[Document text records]
= = = = =

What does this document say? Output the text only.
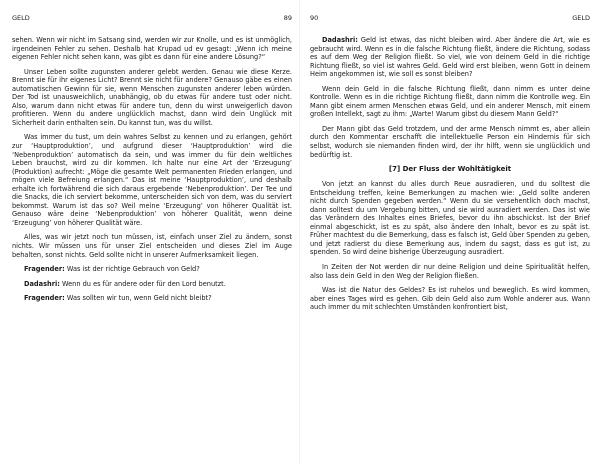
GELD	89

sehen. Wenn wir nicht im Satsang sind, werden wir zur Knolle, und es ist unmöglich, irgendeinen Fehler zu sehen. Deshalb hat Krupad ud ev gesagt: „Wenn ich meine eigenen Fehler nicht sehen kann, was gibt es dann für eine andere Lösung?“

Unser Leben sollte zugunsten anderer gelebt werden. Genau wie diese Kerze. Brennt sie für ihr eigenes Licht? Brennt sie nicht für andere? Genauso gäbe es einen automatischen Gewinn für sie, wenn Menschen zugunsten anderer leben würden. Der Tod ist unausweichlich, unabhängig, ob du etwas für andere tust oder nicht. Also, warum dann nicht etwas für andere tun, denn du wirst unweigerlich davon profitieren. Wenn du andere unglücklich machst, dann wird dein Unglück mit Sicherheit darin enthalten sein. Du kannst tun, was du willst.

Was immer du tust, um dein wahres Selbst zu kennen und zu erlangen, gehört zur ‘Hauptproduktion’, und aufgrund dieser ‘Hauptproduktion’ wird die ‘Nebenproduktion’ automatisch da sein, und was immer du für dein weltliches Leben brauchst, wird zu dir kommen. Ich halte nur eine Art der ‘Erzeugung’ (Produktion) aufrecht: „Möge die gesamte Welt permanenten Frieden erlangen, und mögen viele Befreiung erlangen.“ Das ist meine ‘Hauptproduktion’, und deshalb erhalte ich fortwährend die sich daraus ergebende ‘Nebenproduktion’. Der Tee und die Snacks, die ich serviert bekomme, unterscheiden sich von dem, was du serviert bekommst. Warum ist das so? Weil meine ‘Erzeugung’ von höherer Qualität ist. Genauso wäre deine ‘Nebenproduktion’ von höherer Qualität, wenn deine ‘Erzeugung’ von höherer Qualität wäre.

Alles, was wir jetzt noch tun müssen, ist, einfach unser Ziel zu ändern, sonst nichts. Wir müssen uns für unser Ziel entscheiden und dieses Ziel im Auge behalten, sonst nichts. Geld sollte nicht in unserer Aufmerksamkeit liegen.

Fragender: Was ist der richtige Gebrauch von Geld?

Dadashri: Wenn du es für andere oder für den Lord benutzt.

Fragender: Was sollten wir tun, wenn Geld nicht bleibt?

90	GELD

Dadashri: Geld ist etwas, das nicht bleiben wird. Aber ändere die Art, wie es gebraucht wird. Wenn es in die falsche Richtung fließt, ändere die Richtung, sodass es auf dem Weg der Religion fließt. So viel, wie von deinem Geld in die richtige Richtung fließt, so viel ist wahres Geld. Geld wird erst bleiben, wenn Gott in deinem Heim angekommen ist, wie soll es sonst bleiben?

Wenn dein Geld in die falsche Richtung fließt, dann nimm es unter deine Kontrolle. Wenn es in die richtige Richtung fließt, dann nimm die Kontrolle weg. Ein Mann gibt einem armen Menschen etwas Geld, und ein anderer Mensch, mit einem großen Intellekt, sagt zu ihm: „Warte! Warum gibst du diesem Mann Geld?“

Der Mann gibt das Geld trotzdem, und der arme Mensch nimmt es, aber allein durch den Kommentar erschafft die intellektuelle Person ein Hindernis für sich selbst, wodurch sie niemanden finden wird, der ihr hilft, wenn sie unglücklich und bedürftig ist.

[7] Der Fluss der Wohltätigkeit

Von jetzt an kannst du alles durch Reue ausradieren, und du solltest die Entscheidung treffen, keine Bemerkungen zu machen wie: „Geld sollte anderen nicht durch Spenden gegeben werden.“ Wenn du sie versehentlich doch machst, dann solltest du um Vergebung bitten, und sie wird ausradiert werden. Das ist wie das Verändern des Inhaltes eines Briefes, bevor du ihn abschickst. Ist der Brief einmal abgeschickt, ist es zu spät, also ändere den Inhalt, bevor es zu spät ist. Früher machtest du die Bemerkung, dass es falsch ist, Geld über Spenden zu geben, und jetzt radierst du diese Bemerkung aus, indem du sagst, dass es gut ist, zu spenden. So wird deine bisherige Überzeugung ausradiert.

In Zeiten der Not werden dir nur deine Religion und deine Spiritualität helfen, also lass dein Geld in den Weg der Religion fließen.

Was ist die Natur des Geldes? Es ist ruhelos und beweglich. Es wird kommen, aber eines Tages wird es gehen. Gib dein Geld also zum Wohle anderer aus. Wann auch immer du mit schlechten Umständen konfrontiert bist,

= = = = =

Find and copy every line in the entries above where the string "Dadashri" occurs.

Dadashri: Wenn du es für andere oder für den Lord benutzt.
Dadashri: Geld ist etwas, das nicht bleiben wird. Aber ändere die Art, wie es gebraucht wird. Wenn es in die falsche Richtung fließt, ändere die Richtung, sodass es auf dem Weg der Religion fließt. So viel, wie von deinem Geld in die richtige Richtung fließt, so viel ist wahres Geld. Geld wird erst bleiben, wenn Gott in deinem Heim angekommen ist, wie soll es sonst bleiben?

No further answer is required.